This post is the start of the series on why & how we started the travel towards Continuous Integration and Continuous Delivery, about test automation, build and deployment, time management and security …

Rider and his Steed in the Desert by Jean-Léon Gérôme

Some start

For a while, I’m working as a consultant and advisor. I have seen a lot, but I really can’t share some of it because of some confidentiality. Additionally, I’m not blaming anyone. Please be informed that that information that is included in this blogs post I can talk about.

Sometimes I saw projects in a very good conclusion, in which I had little to do for a parved. Improving just a few things, the optimization I did was just the icing on the cake. However, I often come across projects that are poorly maintained, there is no task automation implemented, most CI/CD do not really exist, and the development resembles the stone age. Such a dead horse in the desert that will not ride any further. Every cloud has a silver lining. There is always room for improvement, improvement and optimization.

(Listing from a dataset)
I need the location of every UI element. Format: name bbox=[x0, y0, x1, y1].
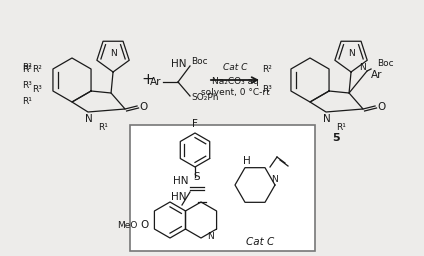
Text: R³: R³ bbox=[262, 86, 272, 94]
Text: Boc: Boc bbox=[377, 59, 393, 68]
Text: H: H bbox=[243, 156, 251, 166]
Text: HN: HN bbox=[173, 176, 189, 186]
Text: N: N bbox=[206, 232, 213, 241]
Text: R³: R³ bbox=[32, 86, 42, 94]
Bar bbox=[130, 125, 315, 251]
Text: R²: R² bbox=[22, 63, 32, 72]
Text: N: N bbox=[272, 176, 279, 185]
Text: S: S bbox=[194, 172, 200, 182]
Text: +: + bbox=[142, 72, 154, 88]
Text: N: N bbox=[85, 114, 93, 124]
Text: R¹: R¹ bbox=[98, 123, 108, 132]
Text: 5: 5 bbox=[332, 133, 340, 143]
Text: R¹: R¹ bbox=[336, 123, 346, 132]
Text: F: F bbox=[192, 119, 198, 129]
Text: Ar: Ar bbox=[150, 77, 161, 87]
Text: MeO: MeO bbox=[117, 220, 137, 229]
Text: R¹: R¹ bbox=[22, 98, 32, 106]
Text: R²: R² bbox=[22, 66, 32, 74]
Text: HN: HN bbox=[170, 192, 186, 202]
Text: Na₂CO₃ aq: Na₂CO₃ aq bbox=[212, 78, 259, 87]
Text: N: N bbox=[110, 48, 117, 58]
Text: R³: R³ bbox=[22, 80, 32, 90]
Text: Cat C: Cat C bbox=[223, 63, 247, 72]
Text: N: N bbox=[348, 48, 354, 58]
Text: HN: HN bbox=[170, 59, 186, 69]
Text: Ar: Ar bbox=[371, 70, 382, 80]
Text: SO₂Ph: SO₂Ph bbox=[191, 92, 218, 101]
Text: solvent, 0 °C-rt: solvent, 0 °C-rt bbox=[201, 88, 269, 97]
Text: R²: R² bbox=[262, 66, 272, 74]
Text: O: O bbox=[139, 102, 147, 112]
Text: O: O bbox=[141, 220, 149, 230]
Text: Boc: Boc bbox=[191, 58, 208, 67]
Text: Cat C: Cat C bbox=[246, 237, 274, 247]
Text: N: N bbox=[323, 114, 331, 124]
Text: O: O bbox=[377, 102, 385, 112]
Text: N: N bbox=[359, 62, 366, 71]
Text: R²: R² bbox=[32, 66, 42, 74]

▸ **Work required**: Quote the CI/CD blog post starting at "This post is" and ending at "can talk about.". This listing was taken from a separate source.

▸ **The solution**:
This post is the start of the series on why & how we started the travel towards Continuous Integration and Continuous Delivery, about test automation, build and deployment, time management and security …

Rider and his Steed in the Desert by Jean-Léon Gérôme

Some start

For a while, I’m working as a consultant and advisor. I have seen a lot, but I really can’t share some of it because of some confidentiality. Additionally, I’m not blaming anyone. Please be informed that that information that is included in this blogs post I can talk about.